Reproduce all of the data exactly.

BEGIN Data in this exercise

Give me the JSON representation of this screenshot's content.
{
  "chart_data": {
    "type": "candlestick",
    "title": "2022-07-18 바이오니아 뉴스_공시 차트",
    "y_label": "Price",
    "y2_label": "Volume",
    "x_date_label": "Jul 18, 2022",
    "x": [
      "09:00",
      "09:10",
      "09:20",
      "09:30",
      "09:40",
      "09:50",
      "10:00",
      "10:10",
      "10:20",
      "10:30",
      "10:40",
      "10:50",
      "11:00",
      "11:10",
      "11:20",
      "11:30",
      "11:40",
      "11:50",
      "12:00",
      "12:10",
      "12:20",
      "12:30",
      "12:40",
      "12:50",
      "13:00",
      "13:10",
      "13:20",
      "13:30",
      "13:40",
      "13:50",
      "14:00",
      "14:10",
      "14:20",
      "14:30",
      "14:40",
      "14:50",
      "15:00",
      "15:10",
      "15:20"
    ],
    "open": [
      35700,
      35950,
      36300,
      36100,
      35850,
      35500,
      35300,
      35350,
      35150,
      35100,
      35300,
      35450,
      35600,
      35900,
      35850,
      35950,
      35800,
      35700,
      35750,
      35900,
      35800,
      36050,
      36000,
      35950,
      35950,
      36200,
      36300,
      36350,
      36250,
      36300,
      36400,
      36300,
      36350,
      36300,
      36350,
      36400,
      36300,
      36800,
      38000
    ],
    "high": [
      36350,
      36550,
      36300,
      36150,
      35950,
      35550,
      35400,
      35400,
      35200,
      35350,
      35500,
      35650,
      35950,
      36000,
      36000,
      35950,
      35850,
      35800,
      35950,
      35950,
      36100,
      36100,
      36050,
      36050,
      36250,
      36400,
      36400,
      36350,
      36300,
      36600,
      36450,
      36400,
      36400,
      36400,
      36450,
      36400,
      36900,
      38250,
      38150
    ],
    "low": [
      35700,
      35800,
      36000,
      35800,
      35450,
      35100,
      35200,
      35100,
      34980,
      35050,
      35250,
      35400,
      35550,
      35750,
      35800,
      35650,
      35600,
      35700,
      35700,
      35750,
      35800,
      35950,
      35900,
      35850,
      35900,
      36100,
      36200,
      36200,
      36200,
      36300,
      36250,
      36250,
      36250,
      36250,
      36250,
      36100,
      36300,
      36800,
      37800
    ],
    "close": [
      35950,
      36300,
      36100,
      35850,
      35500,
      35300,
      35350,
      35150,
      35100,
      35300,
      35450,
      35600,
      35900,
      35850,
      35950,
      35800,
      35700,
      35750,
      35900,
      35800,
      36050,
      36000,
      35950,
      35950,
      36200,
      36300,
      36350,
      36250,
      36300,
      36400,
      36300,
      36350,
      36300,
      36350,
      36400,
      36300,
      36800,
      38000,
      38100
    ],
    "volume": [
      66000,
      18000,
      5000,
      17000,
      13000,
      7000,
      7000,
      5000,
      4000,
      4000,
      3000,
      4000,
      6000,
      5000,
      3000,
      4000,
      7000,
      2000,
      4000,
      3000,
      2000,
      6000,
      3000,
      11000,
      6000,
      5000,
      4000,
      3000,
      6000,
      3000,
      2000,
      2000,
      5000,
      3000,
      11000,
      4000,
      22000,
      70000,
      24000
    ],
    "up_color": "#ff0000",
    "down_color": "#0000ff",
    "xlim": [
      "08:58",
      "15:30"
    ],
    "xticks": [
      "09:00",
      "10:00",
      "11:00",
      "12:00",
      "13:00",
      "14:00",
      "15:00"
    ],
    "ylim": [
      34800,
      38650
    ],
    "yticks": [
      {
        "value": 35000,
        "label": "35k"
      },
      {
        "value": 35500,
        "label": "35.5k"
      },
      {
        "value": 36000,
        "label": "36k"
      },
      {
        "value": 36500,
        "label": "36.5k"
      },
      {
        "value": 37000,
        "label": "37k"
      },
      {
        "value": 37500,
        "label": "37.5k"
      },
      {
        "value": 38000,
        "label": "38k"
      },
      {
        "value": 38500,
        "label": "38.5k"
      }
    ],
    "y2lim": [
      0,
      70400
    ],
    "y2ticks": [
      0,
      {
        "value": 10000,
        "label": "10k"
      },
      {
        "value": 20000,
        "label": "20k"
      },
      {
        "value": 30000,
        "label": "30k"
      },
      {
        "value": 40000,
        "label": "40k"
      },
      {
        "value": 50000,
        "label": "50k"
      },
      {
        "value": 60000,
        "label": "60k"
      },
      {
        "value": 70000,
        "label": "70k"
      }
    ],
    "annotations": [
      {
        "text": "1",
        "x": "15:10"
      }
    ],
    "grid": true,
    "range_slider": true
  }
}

END Data in this exercise

- _Task result_
Give me the JSON representation of this screenshot's content.
{
  "chart_data": {
    "type": "candlestick",
    "title": "2022-07-18 바이오니아 뉴스_공시 차트",
    "y_label": "Price",
    "y2_label": "Volume",
    "x_date_label": "Jul 18, 2022",
    "x": [
      "09:00",
      "09:10",
      "09:20",
      "09:30",
      "09:40",
      "09:50",
      "10:00",
      "10:10",
      "10:20",
      "10:30",
      "10:40",
      "10:50",
      "11:00",
      "11:10",
      "11:20",
      "11:30",
      "11:40",
      "11:50",
      "12:00",
      "12:10",
      "12:20",
      "12:30",
      "12:40",
      "12:50",
      "13:00",
      "13:10",
      "13:20",
      "13:30",
      "13:40",
      "13:50",
      "14:00",
      "14:10",
      "14:20",
      "14:30",
      "14:40",
      "14:50",
      "15:00",
      "15:10",
      "15:20"
    ],
    "open": [
      35700,
      35950,
      36300,
      36100,
      35850,
      35500,
      35300,
      35350,
      35150,
      35100,
      35300,
      35450,
      35600,
      35900,
      35850,
      35950,
      35800,
      35700,
      35750,
      35900,
      35800,
      36050,
      36000,
      35950,
      35950,
      36200,
      36300,
      36350,
      36250,
      36300,
      36400,
      36300,
      36350,
      36300,
      36350,
      36400,
      36300,
      36800,
      38000
    ],
    "high": [
      36350,
      36550,
      36300,
      36150,
      35950,
      35550,
      35400,
      35400,
      35200,
      35350,
      35500,
      35650,
      35950,
      36000,
      36000,
      35950,
      35850,
      35800,
      35950,
      35950,
      36100,
      36100,
      36050,
      36050,
      36250,
      36400,
      36400,
      36350,
      36300,
      36600,
      36450,
      36400,
      36400,
      36400,
      36450,
      36400,
      36900,
      38250,
      38150
    ],
    "low": [
      35700,
      35800,
      36000,
      35800,
      35450,
      35100,
      35200,
      35100,
      34980,
      35050,
      35250,
      35400,
      35550,
      35750,
      35800,
      35650,
      35600,
      35700,
      35700,
      35750,
      35800,
      35950,
      35900,
      35850,
      35900,
      36100,
      36200,
      36200,
      36200,
      36300,
      36250,
      36250,
      36250,
      36250,
      36250,
      36100,
      36300,
      36800,
      37800
    ],
    "close": [
      35950,
      36300,
      36100,
      35850,
      35500,
      35300,
      35350,
      35150,
      35100,
      35300,
      35450,
      35600,
      35900,
      35850,
      35950,
      35800,
      35700,
      35750,
      35900,
      35800,
      36050,
      36000,
      35950,
      35950,
      36200,
      36300,
      36350,
      36250,
      36300,
      36400,
      36300,
      36350,
      36300,
      36350,
      36400,
      36300,
      36800,
      38000,
      38100
    ],
    "volume": [
      66000,
      18000,
      5000,
      17000,
      13000,
      7000,
      7000,
      5000,
      4000,
      4000,
      3000,
      4000,
      6000,
      5000,
      3000,
      4000,
      7000,
      2000,
      4000,
      3000,
      2000,
      6000,
      3000,
      11000,
      6000,
      5000,
      4000,
      3000,
      6000,
      3000,
      2000,
      2000,
      5000,
      3000,
      11000,
      4000,
      22000,
      70000,
      24000
    ],
    "up_color": "#ff0000",
    "down_color": "#0000ff",
    "xlim": [
      "08:58",
      "15:30"
    ],
    "xticks": [
      "09:00",
      "10:00",
      "11:00",
      "12:00",
      "13:00",
      "14:00",
      "15:00"
    ],
    "ylim": [
      34800,
      38650
    ],
    "yticks": [
      {
        "value": 35000,
        "label": "35k"
      },
      {
        "value": 35500,
        "label": "35.5k"
      },
      {
        "value": 36000,
        "label": "36k"
      },
      {
        "value": 36500,
        "label": "36.5k"
      },
      {
        "value": 37000,
        "label": "37k"
      },
      {
        "value": 37500,
        "label": "37.5k"
      },
      {
        "value": 38000,
        "label": "38k"
      },
      {
        "value": 38500,
        "label": "38.5k"
      }
    ],
    "y2lim": [
      0,
      70400
    ],
    "y2ticks": [
      0,
      {
        "value": 10000,
        "label": "10k"
      },
      {
        "value": 20000,
        "label": "20k"
      },
      {
        "value": 30000,
        "label": "30k"
      },
      {
        "value": 40000,
        "label": "40k"
      },
      {
        "value": 50000,
        "label": "50k"
      },
      {
        "value": 60000,
        "label": "60k"
      },
      {
        "value": 70000,
        "label": "70k"
      }
    ],
    "annotations": [
      {
        "text": "1",
        "x": "15:10"
      }
    ],
    "grid": true,
    "range_slider": true
  }
}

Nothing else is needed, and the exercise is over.